■ **EXERCISE DETAILS**
Pull every line with the word "مراکز" out of the entries below.

Records contained in a dataset
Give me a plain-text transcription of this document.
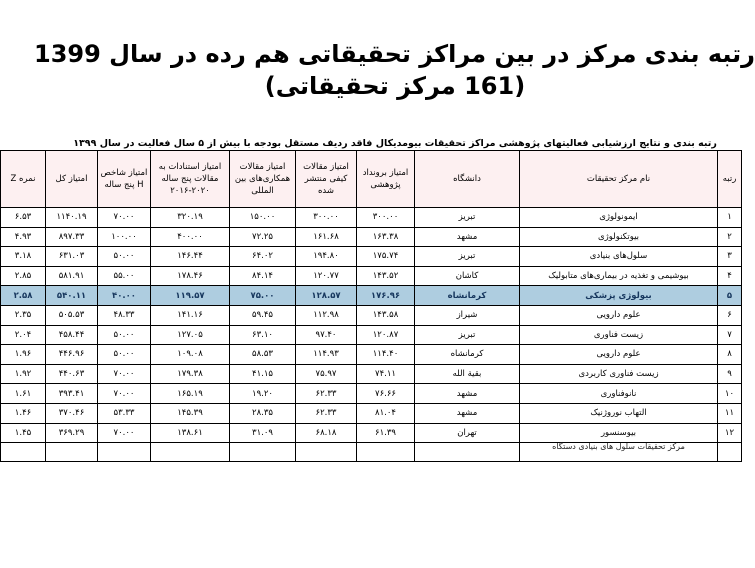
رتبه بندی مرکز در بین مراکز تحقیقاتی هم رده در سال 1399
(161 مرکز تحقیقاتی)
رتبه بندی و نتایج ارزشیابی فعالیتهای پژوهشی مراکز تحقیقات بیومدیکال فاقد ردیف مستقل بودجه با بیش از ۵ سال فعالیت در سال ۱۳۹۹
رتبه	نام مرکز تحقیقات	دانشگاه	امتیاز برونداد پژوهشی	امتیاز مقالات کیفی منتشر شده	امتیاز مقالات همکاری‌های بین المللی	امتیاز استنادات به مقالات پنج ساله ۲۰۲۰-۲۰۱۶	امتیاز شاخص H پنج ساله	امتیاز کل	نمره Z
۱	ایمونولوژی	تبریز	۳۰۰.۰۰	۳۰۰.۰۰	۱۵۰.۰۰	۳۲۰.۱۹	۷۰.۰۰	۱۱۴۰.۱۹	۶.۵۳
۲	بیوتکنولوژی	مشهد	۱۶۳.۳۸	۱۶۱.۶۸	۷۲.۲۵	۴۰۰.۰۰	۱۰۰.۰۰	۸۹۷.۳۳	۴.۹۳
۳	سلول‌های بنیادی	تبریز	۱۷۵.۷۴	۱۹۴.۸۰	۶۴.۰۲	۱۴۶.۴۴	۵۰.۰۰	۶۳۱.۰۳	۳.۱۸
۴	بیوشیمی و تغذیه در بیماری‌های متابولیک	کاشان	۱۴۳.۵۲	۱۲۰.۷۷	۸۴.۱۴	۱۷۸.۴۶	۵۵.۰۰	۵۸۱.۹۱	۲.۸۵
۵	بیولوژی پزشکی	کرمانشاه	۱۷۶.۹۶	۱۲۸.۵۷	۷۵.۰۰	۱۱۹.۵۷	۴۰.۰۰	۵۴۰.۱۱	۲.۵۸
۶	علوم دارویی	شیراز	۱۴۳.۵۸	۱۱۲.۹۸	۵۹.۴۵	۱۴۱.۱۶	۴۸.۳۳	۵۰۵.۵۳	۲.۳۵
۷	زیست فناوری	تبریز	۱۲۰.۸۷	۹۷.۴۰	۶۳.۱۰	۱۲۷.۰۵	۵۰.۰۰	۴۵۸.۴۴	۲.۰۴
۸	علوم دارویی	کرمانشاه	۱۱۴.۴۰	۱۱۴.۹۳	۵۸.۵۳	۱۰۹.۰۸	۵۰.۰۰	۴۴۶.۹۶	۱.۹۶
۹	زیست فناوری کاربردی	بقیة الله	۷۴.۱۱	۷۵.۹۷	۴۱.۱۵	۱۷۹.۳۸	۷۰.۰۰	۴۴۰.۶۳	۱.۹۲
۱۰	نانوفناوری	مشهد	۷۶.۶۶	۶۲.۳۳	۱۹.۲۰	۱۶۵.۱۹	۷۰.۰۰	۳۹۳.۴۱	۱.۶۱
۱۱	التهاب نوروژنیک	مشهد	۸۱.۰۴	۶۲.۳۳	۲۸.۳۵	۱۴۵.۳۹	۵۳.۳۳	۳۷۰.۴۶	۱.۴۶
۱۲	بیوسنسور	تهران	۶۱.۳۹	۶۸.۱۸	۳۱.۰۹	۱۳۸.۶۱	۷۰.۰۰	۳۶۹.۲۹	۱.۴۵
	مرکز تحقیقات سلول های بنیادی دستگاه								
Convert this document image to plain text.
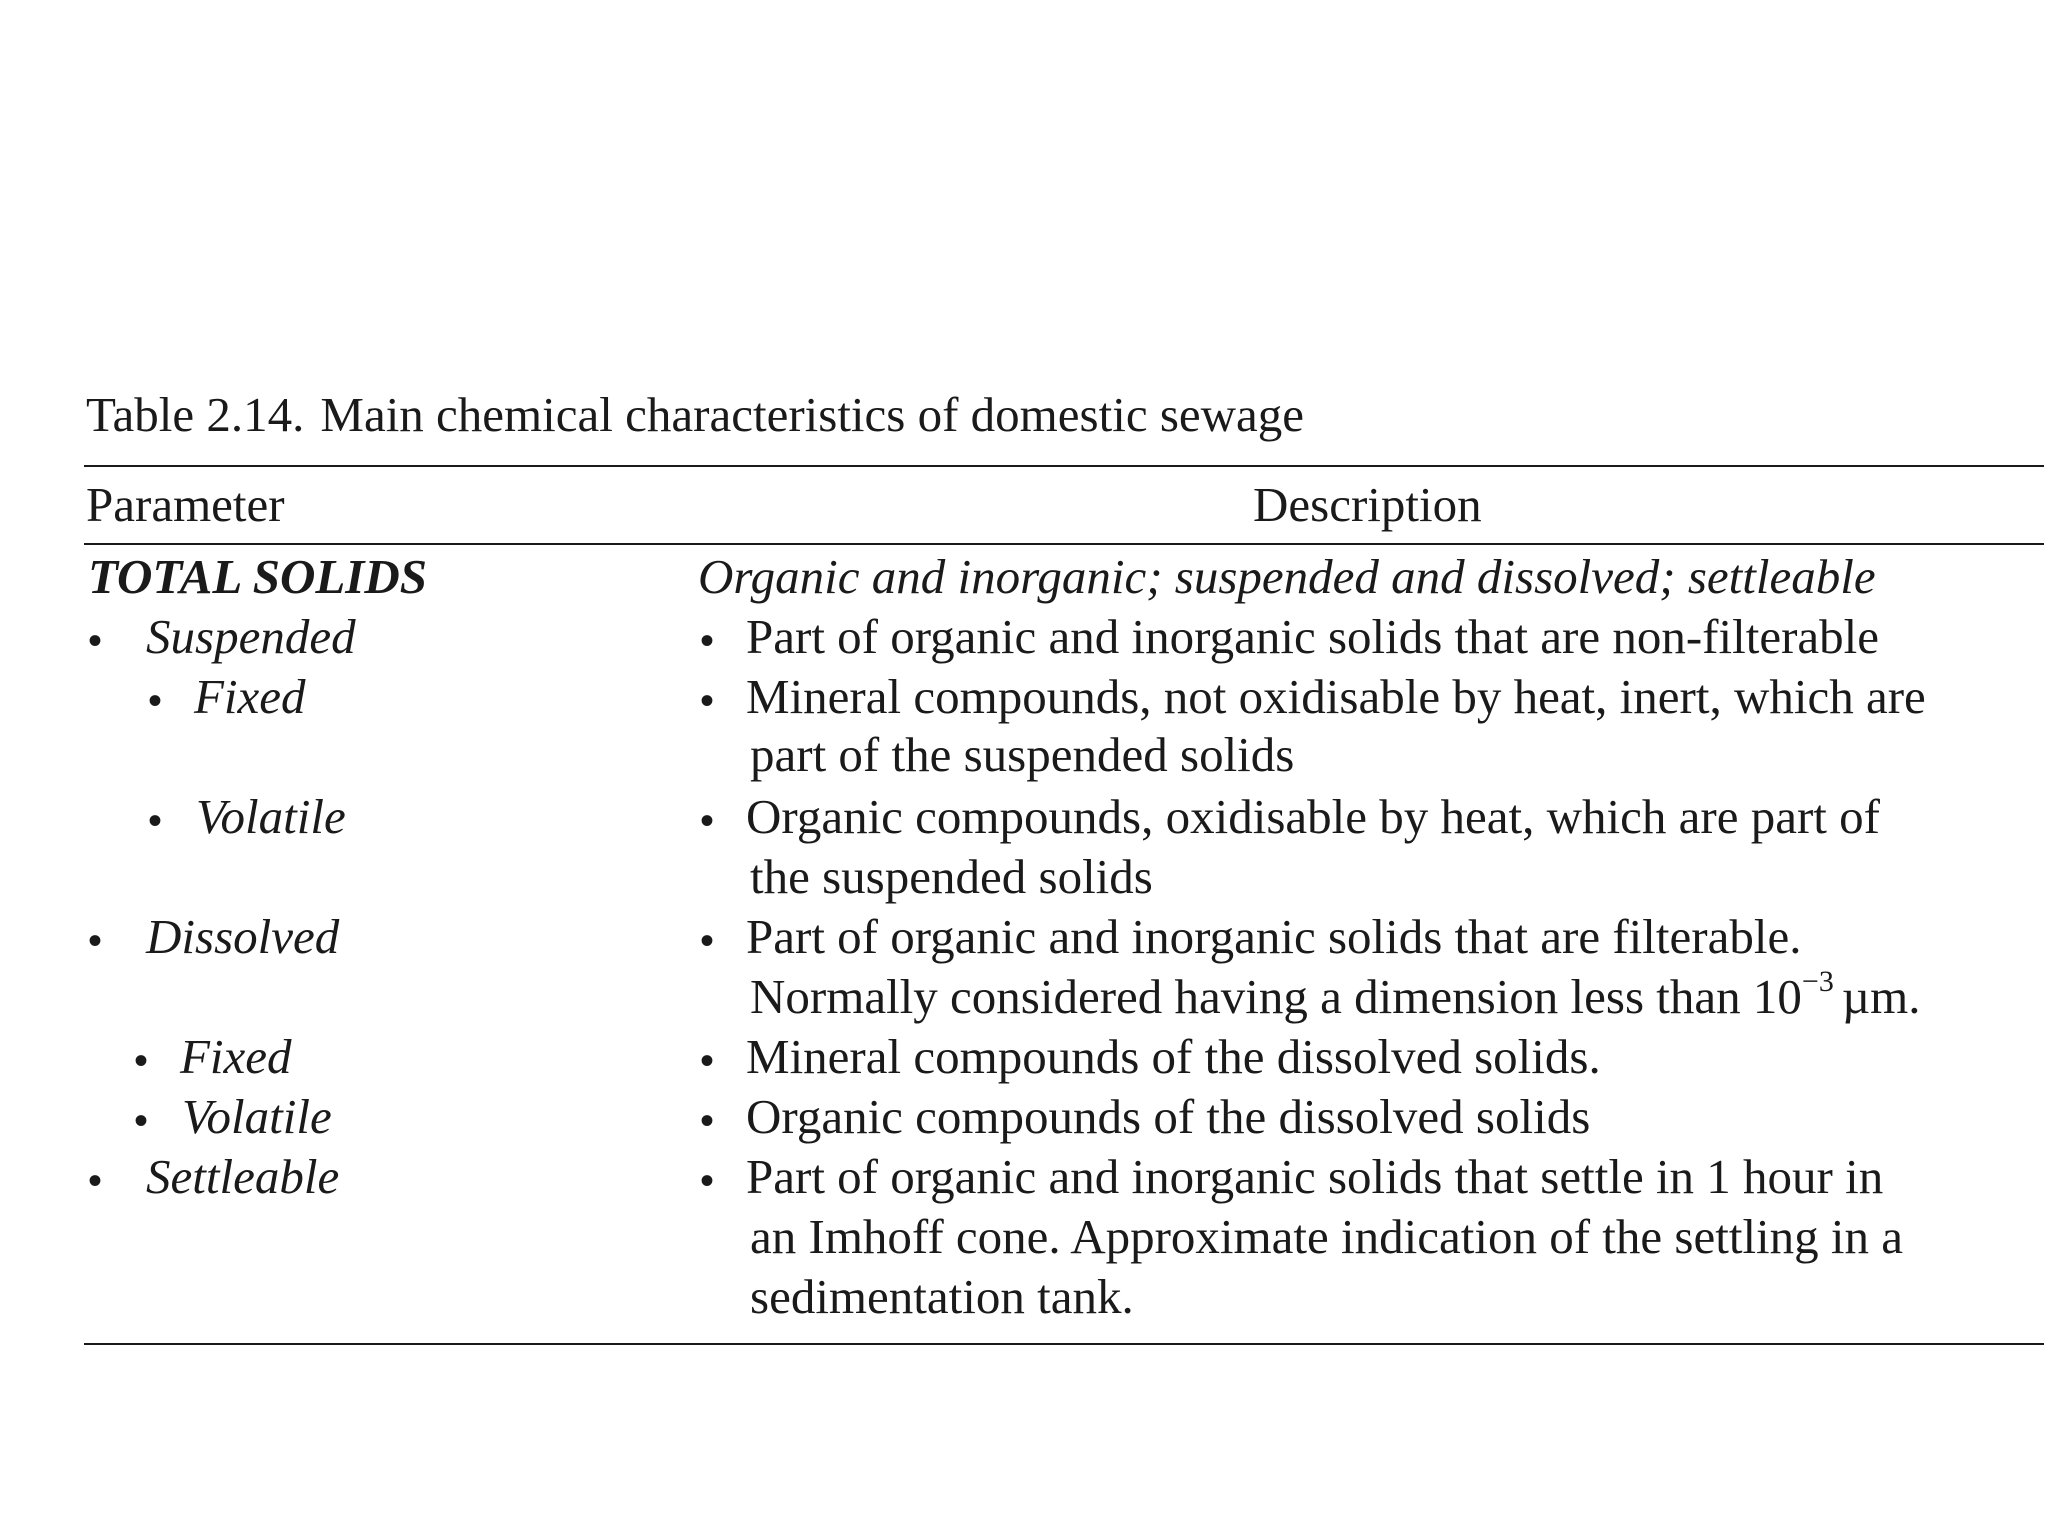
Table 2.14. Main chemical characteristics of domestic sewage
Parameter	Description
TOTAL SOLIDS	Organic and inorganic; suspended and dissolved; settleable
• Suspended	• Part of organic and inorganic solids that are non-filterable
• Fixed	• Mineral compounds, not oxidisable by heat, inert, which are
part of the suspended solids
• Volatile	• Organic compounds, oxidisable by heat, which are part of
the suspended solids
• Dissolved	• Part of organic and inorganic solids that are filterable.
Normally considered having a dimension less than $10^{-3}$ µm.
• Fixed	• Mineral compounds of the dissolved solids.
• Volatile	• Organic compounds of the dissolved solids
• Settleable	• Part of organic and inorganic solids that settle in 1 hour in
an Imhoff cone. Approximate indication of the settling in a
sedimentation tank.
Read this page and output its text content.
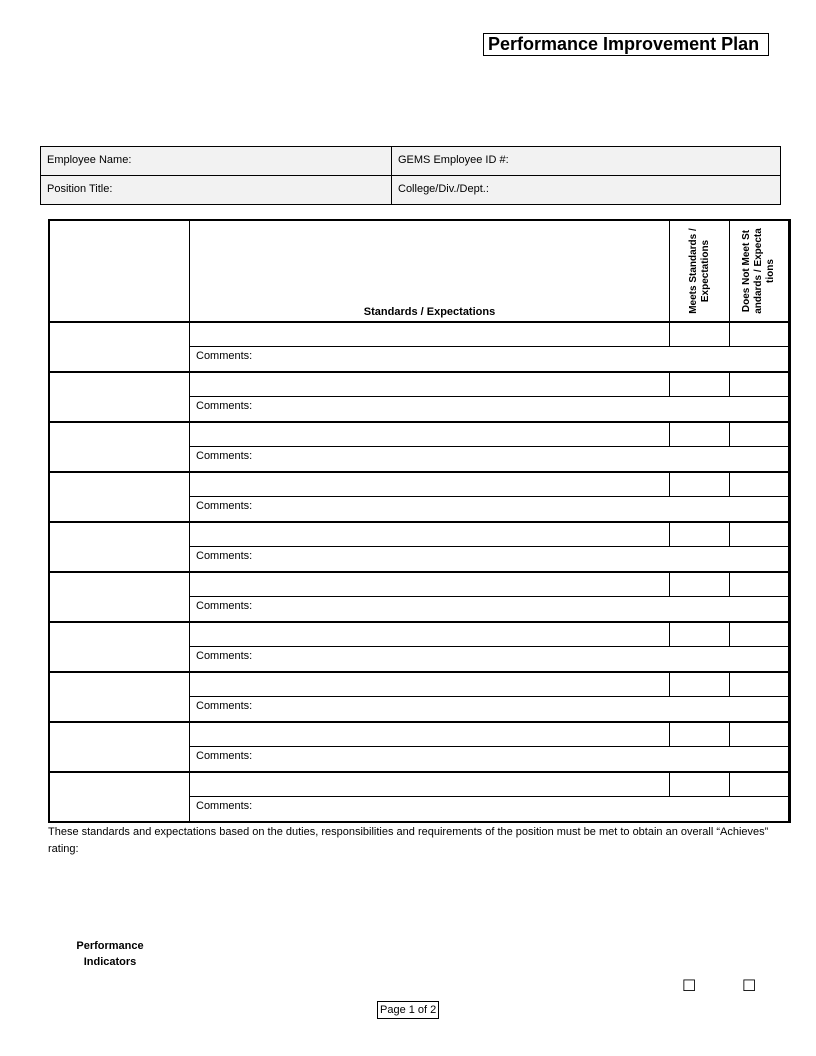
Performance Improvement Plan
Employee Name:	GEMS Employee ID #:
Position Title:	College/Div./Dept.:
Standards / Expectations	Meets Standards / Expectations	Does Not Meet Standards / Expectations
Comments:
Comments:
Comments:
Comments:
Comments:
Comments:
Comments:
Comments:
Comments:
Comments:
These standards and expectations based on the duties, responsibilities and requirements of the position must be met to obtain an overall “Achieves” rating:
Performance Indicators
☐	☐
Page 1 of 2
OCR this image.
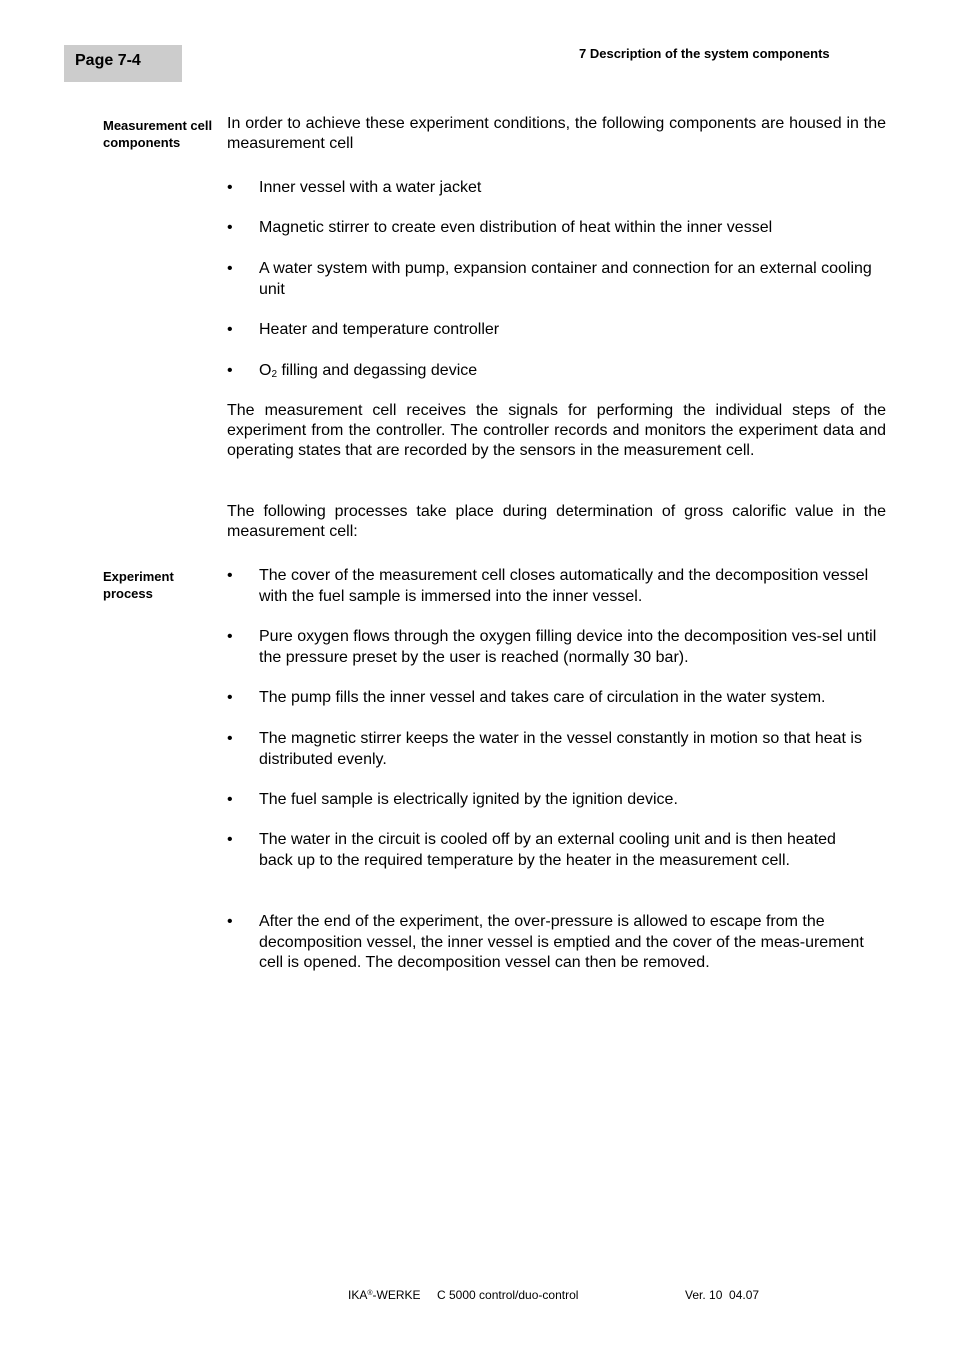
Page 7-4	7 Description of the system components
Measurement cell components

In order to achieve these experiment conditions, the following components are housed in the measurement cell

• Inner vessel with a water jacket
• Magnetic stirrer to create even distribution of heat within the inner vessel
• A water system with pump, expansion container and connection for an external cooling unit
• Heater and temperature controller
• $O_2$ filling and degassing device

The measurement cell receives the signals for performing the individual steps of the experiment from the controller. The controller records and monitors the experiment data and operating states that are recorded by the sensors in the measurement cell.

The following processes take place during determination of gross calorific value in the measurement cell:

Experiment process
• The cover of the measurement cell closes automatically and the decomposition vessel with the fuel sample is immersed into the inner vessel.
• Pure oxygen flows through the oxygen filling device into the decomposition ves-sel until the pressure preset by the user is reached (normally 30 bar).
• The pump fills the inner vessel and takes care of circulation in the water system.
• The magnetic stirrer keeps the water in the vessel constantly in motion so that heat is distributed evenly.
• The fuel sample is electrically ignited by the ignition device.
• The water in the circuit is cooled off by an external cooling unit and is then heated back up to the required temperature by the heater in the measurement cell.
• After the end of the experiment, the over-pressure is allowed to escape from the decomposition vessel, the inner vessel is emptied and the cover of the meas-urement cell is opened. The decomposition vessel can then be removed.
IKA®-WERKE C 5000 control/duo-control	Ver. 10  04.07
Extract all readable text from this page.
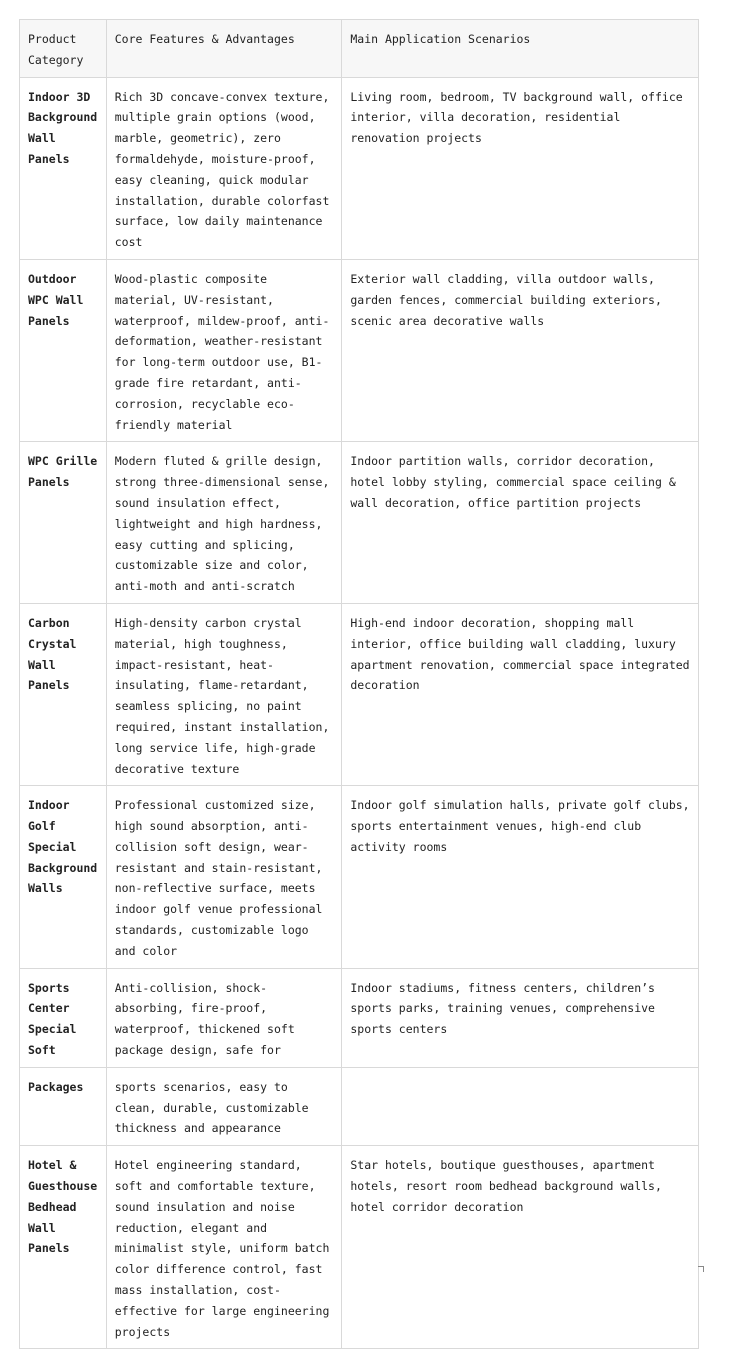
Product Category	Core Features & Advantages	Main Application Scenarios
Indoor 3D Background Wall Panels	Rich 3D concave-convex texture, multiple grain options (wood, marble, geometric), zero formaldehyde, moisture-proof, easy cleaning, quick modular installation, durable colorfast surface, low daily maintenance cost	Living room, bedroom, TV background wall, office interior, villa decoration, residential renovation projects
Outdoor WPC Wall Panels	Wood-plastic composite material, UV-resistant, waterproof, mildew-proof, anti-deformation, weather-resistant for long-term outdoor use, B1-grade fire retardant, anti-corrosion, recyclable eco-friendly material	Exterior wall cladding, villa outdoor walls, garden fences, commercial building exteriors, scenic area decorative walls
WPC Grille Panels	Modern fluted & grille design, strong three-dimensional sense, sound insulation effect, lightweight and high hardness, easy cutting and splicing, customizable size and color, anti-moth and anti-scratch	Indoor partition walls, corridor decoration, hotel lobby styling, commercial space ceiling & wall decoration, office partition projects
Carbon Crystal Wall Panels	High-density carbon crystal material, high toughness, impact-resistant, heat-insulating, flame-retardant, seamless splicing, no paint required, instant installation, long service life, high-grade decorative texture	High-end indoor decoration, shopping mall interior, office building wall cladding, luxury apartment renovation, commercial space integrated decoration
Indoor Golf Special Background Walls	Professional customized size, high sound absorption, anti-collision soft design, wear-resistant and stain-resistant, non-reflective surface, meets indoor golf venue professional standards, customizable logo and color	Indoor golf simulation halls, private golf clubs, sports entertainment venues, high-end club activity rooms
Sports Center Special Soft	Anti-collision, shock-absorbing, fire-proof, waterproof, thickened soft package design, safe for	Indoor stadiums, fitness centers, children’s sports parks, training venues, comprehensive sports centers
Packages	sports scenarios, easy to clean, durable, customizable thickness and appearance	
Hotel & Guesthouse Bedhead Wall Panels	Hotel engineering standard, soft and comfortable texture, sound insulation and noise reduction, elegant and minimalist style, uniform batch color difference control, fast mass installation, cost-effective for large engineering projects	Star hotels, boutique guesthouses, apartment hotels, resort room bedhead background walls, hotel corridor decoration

■ **EXERCISE OUTPUT**
رتبه بندی مرکز در بین مراکز تحقیقاتی هم رده در سال 1399
رتبه بندی و نتایج ارزشیابی فعالیتهای پژوهشی مراکز تحقیقات بیومدیکال فاقد ردیف مستقل بودجه با بیش از ۵ سال فعالیت در سال ۱۳۹۹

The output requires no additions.